Omit all pictures. Copy the rest of the material exactly.

[Begin]

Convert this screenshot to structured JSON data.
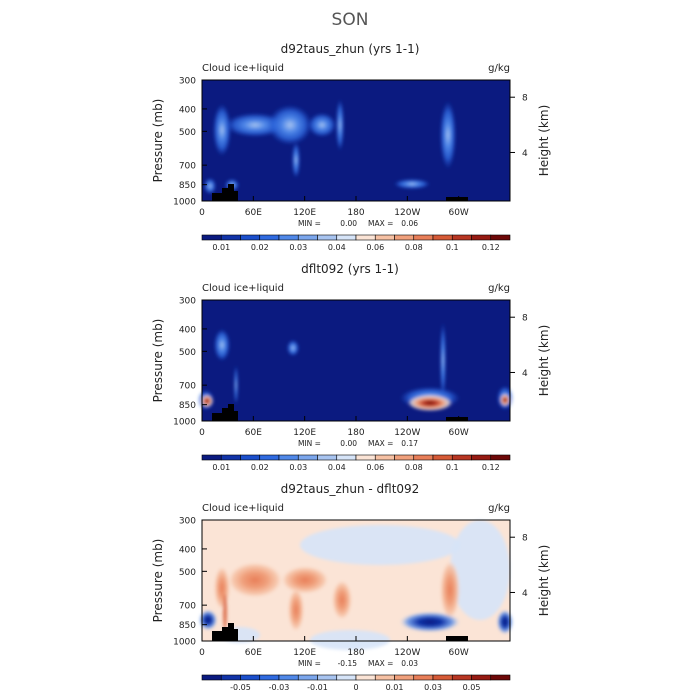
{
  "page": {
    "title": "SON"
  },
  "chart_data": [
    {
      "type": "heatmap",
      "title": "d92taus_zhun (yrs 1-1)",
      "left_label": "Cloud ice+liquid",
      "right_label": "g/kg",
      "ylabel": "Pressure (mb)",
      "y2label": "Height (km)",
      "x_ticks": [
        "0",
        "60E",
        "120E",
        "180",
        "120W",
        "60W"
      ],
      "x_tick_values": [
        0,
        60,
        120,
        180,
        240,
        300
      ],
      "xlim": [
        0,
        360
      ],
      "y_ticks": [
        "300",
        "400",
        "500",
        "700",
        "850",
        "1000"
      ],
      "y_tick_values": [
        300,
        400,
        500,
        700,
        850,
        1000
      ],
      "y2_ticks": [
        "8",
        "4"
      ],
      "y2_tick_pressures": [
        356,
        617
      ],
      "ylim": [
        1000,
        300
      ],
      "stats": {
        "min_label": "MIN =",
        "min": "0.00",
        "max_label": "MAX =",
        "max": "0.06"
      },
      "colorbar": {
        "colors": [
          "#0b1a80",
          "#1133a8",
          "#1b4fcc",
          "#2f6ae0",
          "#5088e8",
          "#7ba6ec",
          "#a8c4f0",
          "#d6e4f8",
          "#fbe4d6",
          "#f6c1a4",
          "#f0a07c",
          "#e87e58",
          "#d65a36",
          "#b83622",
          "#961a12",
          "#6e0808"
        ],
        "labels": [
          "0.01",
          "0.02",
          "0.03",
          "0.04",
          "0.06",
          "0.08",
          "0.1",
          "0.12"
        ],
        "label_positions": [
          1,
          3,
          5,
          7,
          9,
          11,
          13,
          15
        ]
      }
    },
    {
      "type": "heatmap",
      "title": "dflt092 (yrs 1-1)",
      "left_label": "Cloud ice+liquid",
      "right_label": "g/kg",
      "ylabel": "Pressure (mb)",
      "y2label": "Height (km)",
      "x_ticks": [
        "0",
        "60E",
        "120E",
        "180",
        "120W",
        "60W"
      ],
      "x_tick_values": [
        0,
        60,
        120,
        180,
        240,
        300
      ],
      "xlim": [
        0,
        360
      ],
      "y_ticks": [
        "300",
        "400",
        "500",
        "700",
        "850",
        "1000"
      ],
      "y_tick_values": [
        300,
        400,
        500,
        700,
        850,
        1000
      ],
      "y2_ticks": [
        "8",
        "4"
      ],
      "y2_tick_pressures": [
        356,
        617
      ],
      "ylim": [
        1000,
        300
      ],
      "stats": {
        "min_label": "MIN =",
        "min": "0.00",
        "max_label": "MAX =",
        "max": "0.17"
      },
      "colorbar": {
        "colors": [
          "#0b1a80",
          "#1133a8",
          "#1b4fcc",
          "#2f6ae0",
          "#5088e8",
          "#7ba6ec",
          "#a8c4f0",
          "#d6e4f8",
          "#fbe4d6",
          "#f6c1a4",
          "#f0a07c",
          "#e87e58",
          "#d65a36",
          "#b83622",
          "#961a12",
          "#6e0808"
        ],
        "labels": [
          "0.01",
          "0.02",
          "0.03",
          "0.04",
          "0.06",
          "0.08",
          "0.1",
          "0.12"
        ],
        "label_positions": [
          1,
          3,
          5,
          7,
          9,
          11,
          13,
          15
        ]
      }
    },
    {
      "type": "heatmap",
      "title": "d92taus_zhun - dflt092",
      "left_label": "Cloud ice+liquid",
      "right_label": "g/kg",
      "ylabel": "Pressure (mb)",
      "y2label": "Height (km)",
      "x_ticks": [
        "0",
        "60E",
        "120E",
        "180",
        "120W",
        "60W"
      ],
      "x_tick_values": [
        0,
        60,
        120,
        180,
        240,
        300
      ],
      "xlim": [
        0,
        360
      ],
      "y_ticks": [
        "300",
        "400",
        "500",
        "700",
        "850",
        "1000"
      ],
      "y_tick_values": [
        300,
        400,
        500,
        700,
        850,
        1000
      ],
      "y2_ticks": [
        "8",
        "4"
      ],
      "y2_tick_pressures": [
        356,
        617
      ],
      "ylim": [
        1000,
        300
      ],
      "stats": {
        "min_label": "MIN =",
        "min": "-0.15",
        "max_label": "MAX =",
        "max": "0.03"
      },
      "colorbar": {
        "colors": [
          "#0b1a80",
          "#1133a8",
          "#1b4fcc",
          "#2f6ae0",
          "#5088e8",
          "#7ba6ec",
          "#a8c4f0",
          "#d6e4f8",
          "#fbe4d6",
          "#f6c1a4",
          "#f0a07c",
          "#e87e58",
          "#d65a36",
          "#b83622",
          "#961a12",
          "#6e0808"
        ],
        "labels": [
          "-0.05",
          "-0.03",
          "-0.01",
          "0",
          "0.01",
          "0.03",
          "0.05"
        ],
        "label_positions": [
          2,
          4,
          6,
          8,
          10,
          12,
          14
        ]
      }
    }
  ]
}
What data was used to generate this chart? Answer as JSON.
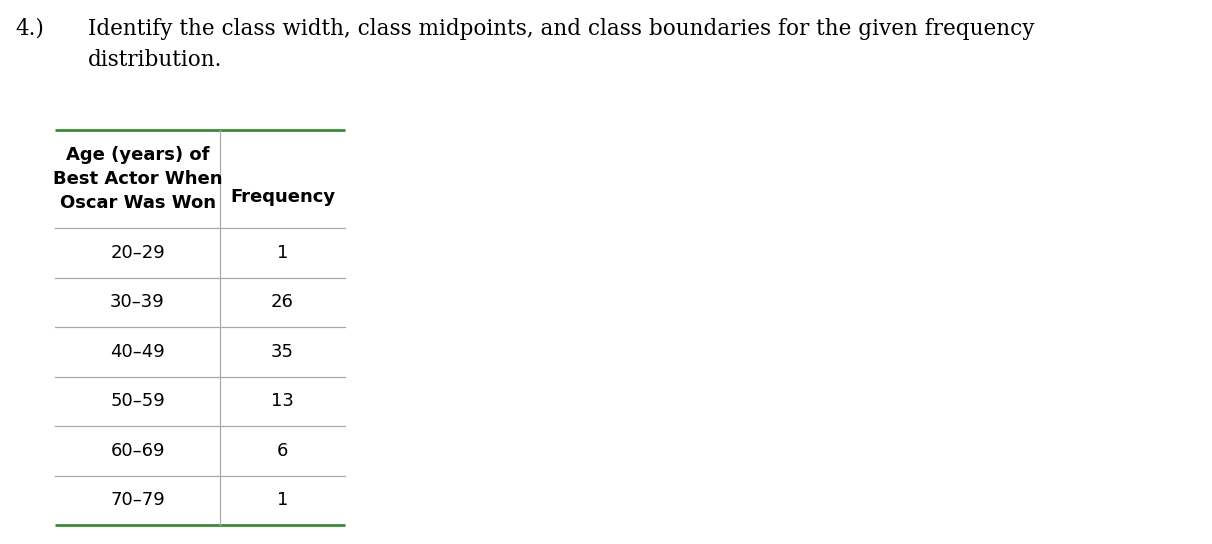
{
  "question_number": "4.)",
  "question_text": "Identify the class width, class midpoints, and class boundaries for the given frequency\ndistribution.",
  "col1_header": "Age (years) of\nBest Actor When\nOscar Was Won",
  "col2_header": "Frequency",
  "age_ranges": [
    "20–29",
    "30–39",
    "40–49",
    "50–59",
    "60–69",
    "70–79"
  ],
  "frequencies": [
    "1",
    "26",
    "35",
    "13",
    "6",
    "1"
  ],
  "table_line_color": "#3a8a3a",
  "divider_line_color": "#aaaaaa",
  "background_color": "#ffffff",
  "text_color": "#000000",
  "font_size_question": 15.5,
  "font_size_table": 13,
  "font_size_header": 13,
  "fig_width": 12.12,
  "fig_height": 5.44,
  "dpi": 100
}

[End]

■ Expected answer ■
Convert this screenshot to structured JSON data.
{
  "page": {
    "title": "SON"
  },
  "chart_data": [
    {
      "type": "heatmap",
      "title": "d92taus_zhun (yrs 1-1)",
      "left_label": "Cloud ice+liquid",
      "right_label": "g/kg",
      "ylabel": "Pressure (mb)",
      "y2label": "Height (km)",
      "x_ticks": [
        "0",
        "60E",
        "120E",
        "180",
        "120W",
        "60W"
      ],
      "x_tick_values": [
        0,
        60,
        120,
        180,
        240,
        300
      ],
      "xlim": [
        0,
        360
      ],
      "y_ticks": [
        "300",
        "400",
        "500",
        "700",
        "850",
        "1000"
      ],
      "y_tick_values": [
        300,
        400,
        500,
        700,
        850,
        1000
      ],
      "y2_ticks": [
        "8",
        "4"
      ],
      "y2_tick_pressures": [
        356,
        617
      ],
      "ylim": [
        1000,
        300
      ],
      "stats": {
        "min_label": "MIN =",
        "min": "0.00",
        "max_label": "MAX =",
        "max": "0.06"
      },
      "colorbar": {
        "colors": [
          "#0b1a80",
          "#1133a8",
          "#1b4fcc",
          "#2f6ae0",
          "#5088e8",
          "#7ba6ec",
          "#a8c4f0",
          "#d6e4f8",
          "#fbe4d6",
          "#f6c1a4",
          "#f0a07c",
          "#e87e58",
          "#d65a36",
          "#b83622",
          "#961a12",
          "#6e0808"
        ],
        "labels": [
          "0.01",
          "0.02",
          "0.03",
          "0.04",
          "0.06",
          "0.08",
          "0.1",
          "0.12"
        ],
        "label_positions": [
          1,
          3,
          5,
          7,
          9,
          11,
          13,
          15
        ]
      }
    },
    {
      "type": "heatmap",
      "title": "dflt092 (yrs 1-1)",
      "left_label": "Cloud ice+liquid",
      "right_label": "g/kg",
      "ylabel": "Pressure (mb)",
      "y2label": "Height (km)",
      "x_ticks": [
        "0",
        "60E",
        "120E",
        "180",
        "120W",
        "60W"
      ],
      "x_tick_values": [
        0,
        60,
        120,
        180,
        240,
        300
      ],
      "xlim": [
        0,
        360
      ],
      "y_ticks": [
        "300",
        "400",
        "500",
        "700",
        "850",
        "1000"
      ],
      "y_tick_values": [
        300,
        400,
        500,
        700,
        850,
        1000
      ],
      "y2_ticks": [
        "8",
        "4"
      ],
      "y2_tick_pressures": [
        356,
        617
      ],
      "ylim": [
        1000,
        300
      ],
      "stats": {
        "min_label": "MIN =",
        "min": "0.00",
        "max_label": "MAX =",
        "max": "0.17"
      },
      "colorbar": {
        "colors": [
          "#0b1a80",
          "#1133a8",
          "#1b4fcc",
          "#2f6ae0",
          "#5088e8",
          "#7ba6ec",
          "#a8c4f0",
          "#d6e4f8",
          "#fbe4d6",
          "#f6c1a4",
          "#f0a07c",
          "#e87e58",
          "#d65a36",
          "#b83622",
          "#961a12",
          "#6e0808"
        ],
        "labels": [
          "0.01",
          "0.02",
          "0.03",
          "0.04",
          "0.06",
          "0.08",
          "0.1",
          "0.12"
        ],
        "label_positions": [
          1,
          3,
          5,
          7,
          9,
          11,
          13,
          15
        ]
      }
    },
    {
      "type": "heatmap",
      "title": "d92taus_zhun - dflt092",
      "left_label": "Cloud ice+liquid",
      "right_label": "g/kg",
      "ylabel": "Pressure (mb)",
      "y2label": "Height (km)",
      "x_ticks": [
        "0",
        "60E",
        "120E",
        "180",
        "120W",
        "60W"
      ],
      "x_tick_values": [
        0,
        60,
        120,
        180,
        240,
        300
      ],
      "xlim": [
        0,
        360
      ],
      "y_ticks": [
        "300",
        "400",
        "500",
        "700",
        "850",
        "1000"
      ],
      "y_tick_values": [
        300,
        400,
        500,
        700,
        850,
        1000
      ],
      "y2_ticks": [
        "8",
        "4"
      ],
      "y2_tick_pressures": [
        356,
        617
      ],
      "ylim": [
        1000,
        300
      ],
      "stats": {
        "min_label": "MIN =",
        "min": "-0.15",
        "max_label": "MAX =",
        "max": "0.03"
      },
      "colorbar": {
        "colors": [
          "#0b1a80",
          "#1133a8",
          "#1b4fcc",
          "#2f6ae0",
          "#5088e8",
          "#7ba6ec",
          "#a8c4f0",
          "#d6e4f8",
          "#fbe4d6",
          "#f6c1a4",
          "#f0a07c",
          "#e87e58",
          "#d65a36",
          "#b83622",
          "#961a12",
          "#6e0808"
        ],
        "labels": [
          "-0.05",
          "-0.03",
          "-0.01",
          "0",
          "0.01",
          "0.03",
          "0.05"
        ],
        "label_positions": [
          2,
          4,
          6,
          8,
          10,
          12,
          14
        ]
      }
    }
  ]
}
What data was used to generate this chart? Answer as JSON.
{
  "question_number": "4.)",
  "question_text": "Identify the class width, class midpoints, and class boundaries for the given frequency\ndistribution.",
  "col1_header": "Age (years) of\nBest Actor When\nOscar Was Won",
  "col2_header": "Frequency",
  "age_ranges": [
    "20–29",
    "30–39",
    "40–49",
    "50–59",
    "60–69",
    "70–79"
  ],
  "frequencies": [
    "1",
    "26",
    "35",
    "13",
    "6",
    "1"
  ],
  "table_line_color": "#3a8a3a",
  "divider_line_color": "#aaaaaa",
  "background_color": "#ffffff",
  "text_color": "#000000",
  "font_size_question": 15.5,
  "font_size_table": 13,
  "font_size_header": 13,
  "fig_width": 12.12,
  "fig_height": 5.44,
  "dpi": 100
}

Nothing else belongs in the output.